Problem to solve -
Write out, exactly as they appear, only the lines running from the line with "Transcribe the text in this document." to the final line of the listing; include both.

▼

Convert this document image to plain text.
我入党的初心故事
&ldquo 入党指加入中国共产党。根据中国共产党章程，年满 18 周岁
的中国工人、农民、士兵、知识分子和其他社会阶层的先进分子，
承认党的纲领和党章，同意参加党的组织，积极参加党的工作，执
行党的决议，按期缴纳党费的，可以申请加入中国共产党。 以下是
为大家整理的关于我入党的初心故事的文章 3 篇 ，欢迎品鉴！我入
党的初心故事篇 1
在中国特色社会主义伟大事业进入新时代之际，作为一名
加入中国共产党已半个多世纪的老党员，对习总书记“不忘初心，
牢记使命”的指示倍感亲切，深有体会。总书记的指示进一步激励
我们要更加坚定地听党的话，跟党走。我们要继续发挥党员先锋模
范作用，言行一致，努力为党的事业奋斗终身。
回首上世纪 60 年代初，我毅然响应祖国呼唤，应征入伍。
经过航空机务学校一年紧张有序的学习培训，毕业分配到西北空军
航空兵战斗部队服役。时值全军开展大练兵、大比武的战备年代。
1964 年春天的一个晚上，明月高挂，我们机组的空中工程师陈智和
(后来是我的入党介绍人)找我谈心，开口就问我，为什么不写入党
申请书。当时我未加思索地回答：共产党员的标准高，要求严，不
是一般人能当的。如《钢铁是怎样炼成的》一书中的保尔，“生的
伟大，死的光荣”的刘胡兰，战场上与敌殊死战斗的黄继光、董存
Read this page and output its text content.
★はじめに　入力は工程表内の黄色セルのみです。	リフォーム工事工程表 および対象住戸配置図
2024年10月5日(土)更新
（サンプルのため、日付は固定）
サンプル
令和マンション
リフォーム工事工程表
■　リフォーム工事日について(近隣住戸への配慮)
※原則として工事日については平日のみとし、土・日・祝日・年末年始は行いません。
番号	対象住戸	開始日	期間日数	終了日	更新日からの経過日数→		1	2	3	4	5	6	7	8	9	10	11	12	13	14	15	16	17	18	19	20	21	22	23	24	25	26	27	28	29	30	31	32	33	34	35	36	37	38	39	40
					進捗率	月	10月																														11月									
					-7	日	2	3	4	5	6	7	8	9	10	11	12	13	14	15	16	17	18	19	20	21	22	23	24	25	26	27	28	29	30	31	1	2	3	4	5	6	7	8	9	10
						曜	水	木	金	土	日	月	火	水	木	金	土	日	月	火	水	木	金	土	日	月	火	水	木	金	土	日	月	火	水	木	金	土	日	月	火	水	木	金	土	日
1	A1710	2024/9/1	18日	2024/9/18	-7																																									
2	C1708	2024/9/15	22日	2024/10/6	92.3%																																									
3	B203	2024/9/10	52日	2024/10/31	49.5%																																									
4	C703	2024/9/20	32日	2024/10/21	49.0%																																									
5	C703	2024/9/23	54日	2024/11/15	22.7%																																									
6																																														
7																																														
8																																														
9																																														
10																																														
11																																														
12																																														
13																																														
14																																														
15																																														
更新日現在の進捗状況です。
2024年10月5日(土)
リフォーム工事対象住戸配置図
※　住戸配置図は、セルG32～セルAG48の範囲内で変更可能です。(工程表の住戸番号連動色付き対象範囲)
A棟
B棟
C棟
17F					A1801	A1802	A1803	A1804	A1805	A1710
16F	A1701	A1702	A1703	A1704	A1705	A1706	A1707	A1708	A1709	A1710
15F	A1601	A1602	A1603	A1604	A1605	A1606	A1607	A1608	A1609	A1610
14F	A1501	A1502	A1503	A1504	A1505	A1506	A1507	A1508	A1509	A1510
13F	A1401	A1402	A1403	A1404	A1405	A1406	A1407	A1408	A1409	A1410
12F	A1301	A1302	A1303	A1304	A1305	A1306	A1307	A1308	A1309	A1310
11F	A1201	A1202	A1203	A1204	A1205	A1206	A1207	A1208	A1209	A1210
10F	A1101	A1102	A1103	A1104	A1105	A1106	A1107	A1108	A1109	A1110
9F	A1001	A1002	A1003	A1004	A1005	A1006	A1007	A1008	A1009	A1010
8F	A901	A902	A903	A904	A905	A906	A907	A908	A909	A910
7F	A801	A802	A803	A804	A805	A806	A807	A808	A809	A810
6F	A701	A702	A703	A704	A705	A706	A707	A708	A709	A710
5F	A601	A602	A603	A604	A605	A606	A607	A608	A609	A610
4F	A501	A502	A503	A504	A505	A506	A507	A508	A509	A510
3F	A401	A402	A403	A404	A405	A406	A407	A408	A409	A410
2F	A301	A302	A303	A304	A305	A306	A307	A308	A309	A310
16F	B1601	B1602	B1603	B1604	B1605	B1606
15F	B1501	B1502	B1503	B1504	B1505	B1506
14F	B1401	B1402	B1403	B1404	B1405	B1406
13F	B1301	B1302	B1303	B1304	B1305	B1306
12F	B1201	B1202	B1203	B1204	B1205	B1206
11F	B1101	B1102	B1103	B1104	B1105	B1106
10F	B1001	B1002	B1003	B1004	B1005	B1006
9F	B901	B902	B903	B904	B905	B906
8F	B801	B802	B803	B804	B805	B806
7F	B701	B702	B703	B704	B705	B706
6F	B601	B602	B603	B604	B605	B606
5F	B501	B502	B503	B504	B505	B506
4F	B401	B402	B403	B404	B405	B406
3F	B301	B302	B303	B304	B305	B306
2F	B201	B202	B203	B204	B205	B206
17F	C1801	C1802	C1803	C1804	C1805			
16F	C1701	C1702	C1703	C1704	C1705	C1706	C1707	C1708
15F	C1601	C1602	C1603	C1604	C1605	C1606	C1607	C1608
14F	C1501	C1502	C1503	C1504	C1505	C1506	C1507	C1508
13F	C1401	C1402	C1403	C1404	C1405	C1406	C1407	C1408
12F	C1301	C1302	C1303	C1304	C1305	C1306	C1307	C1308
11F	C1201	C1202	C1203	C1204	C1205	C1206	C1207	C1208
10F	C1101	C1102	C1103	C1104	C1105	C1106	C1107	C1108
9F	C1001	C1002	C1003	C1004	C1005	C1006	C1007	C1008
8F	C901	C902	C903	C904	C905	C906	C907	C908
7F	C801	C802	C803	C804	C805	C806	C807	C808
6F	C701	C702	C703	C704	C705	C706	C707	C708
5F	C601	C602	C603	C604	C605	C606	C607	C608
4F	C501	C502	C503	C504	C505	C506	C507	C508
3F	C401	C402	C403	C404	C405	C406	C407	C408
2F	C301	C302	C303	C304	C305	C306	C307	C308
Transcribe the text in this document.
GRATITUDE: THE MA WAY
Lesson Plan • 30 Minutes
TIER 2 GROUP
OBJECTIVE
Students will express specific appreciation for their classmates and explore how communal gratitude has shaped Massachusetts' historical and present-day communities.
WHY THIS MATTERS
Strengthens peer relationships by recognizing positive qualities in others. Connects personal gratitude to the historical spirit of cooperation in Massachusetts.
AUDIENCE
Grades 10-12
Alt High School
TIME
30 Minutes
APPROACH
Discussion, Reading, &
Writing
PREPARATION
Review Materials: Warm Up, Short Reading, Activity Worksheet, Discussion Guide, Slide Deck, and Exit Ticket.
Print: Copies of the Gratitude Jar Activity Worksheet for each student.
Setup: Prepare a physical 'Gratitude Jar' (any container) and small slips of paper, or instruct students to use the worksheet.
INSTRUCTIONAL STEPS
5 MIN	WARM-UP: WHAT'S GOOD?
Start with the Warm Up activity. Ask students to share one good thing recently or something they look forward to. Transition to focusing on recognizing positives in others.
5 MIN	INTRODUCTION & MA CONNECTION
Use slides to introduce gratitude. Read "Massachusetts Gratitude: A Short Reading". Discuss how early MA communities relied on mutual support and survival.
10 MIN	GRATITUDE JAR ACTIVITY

▲

Task response -
Transcribe the text in this document.
GRATITUDE: THE MA WAY
Lesson Plan • 30 Minutes
TIER 2 GROUP
OBJECTIVE
Students will express specific appreciation for their classmates and explore how communal gratitude has shaped Massachusetts' historical and present-day communities.
WHY THIS MATTERS
Strengthens peer relationships by recognizing positive qualities in others. Connects personal gratitude to the historical spirit of cooperation in Massachusetts.
AUDIENCE
Grades 10-12
Alt High School
TIME
30 Minutes
APPROACH
Discussion, Reading, &
Writing
PREPARATION
Review Materials: Warm Up, Short Reading, Activity Worksheet, Discussion Guide, Slide Deck, and Exit Ticket.
Print: Copies of the Gratitude Jar Activity Worksheet for each student.
Setup: Prepare a physical 'Gratitude Jar' (any container) and small slips of paper, or instruct students to use the worksheet.
INSTRUCTIONAL STEPS
5 MIN	WARM-UP: WHAT'S GOOD?
Start with the Warm Up activity. Ask students to share one good thing recently or something they look forward to. Transition to focusing on recognizing positives in others.
5 MIN	INTRODUCTION & MA CONNECTION
Use slides to introduce gratitude. Read "Massachusetts Gratitude: A Short Reading". Discuss how early MA communities relied on mutual support and survival.
10 MIN	GRATITUDE JAR ACTIVITY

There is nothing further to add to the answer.